Selected text:

════════

The iSeries Blog

Nov 24 2008   2:19PM GMT

Performance tuning the AS/400: Fault rates and pools



Posted by: Leah Rosin
Tags:
Operating systems
System management

A recently published tip on performance tuning the AS/400 was created to respond to Search400.com reader feedback. Raymond Johnson answered a series of questions submitted by a reader, and since publication, the reader has provided a few more questions that Johnson has kindly answered.

The article is fantastic, to say the least. Our system has fault rates in the hundreds and page rates in the thousands. I assume that this indicates that the system is thrashing and it is spending more time moving data in and out of storage than it does processing it. Is that true? When the high page and faulting rates were brought up, it was mentioned that high fault rates are not a big contributor to poor performance, and so are no longer a concern as much as they had been in the past. Is that true? It makes sense to me when the system spends more time moving data around than it does processing the data, then of course, the response time will take a hit.

Is there anything you can share about the comment that high fault rates are not as big a concern now as they were in the past?

Ray responded with an explanation of thrashing and page faulting on the AS/400:

Because the answer to the questions was not really straight forwarded, I have tried to share a little insight about thrashing and page faulting.

High faulting rates can mean thrashing and poor performance. It can also mean that some new task has just started running and none of the code or data was in memory and had to be moved from disk to memory. It can also be “normal”for the particular system, time period and workload.

════════

Data lines:
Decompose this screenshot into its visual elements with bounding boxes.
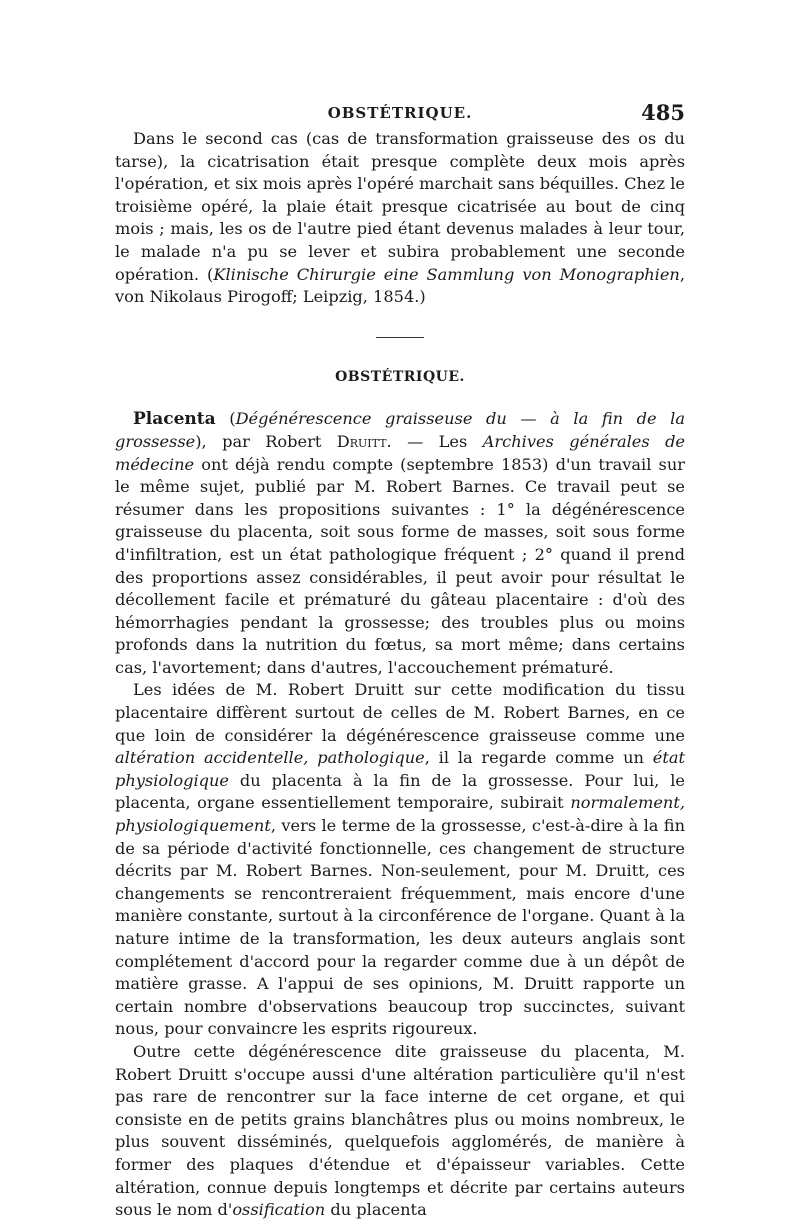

════════

Directions for this task:
In the blog post on AS/400 performance tuning, what page rates does the reader report for the system? The data has no connection to the text.

Complete response:
Page rates in the thousands.